*Data provided*.
>>>>>

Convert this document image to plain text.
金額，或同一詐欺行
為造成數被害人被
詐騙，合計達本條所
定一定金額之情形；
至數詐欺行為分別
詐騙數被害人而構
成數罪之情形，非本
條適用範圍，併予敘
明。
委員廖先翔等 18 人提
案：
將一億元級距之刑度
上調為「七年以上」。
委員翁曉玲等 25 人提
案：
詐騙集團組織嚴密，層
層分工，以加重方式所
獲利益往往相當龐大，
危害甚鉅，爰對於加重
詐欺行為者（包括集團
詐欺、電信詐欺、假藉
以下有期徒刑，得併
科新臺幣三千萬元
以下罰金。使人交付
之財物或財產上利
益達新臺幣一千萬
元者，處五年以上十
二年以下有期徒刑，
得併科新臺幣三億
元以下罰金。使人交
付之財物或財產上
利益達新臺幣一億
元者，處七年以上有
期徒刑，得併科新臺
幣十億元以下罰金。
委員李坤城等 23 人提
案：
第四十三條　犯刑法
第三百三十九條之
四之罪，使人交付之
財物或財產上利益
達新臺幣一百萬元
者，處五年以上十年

<<<<<
>>>>>

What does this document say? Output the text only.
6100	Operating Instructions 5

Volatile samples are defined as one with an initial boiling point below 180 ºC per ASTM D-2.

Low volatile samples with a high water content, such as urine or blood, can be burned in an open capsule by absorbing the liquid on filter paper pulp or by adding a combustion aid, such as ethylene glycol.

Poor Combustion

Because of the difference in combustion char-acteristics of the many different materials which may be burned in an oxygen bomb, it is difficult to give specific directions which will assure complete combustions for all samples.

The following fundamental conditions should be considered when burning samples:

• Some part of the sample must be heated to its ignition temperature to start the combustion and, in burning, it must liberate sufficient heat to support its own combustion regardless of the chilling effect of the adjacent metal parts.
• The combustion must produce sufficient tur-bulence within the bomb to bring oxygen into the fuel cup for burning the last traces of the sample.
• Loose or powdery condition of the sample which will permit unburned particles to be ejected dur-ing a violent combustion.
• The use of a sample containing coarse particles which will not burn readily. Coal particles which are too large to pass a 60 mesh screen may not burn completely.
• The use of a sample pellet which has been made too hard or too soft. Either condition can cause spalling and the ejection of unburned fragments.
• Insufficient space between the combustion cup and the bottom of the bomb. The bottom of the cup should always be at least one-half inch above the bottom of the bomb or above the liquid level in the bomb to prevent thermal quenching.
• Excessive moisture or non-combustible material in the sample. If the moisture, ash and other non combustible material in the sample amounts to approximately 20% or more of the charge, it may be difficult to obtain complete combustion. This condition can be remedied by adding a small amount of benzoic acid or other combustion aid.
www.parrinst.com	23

<<<<<
>>>>>

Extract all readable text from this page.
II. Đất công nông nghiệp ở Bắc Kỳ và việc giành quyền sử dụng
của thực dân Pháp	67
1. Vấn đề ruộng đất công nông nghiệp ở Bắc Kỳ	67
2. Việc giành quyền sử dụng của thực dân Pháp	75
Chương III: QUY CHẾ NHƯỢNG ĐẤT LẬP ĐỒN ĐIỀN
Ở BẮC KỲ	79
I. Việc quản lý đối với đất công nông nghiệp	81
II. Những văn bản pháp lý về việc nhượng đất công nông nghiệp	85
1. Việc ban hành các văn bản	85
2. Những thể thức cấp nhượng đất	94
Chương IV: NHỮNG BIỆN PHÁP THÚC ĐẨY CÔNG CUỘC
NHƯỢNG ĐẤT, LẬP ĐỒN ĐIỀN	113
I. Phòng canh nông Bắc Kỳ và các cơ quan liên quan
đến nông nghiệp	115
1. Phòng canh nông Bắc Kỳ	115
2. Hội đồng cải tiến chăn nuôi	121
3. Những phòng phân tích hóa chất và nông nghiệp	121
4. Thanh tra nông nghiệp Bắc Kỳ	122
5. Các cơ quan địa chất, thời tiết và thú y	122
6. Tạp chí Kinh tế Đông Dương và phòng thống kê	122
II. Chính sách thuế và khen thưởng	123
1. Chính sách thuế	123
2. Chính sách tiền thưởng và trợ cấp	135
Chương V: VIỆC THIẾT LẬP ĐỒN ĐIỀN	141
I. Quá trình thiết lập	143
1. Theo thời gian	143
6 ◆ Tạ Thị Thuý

<<<<<

*Task*. What is the number of lines above that contain the string "unburned"? Answer with the number alone.

*Full output*. 2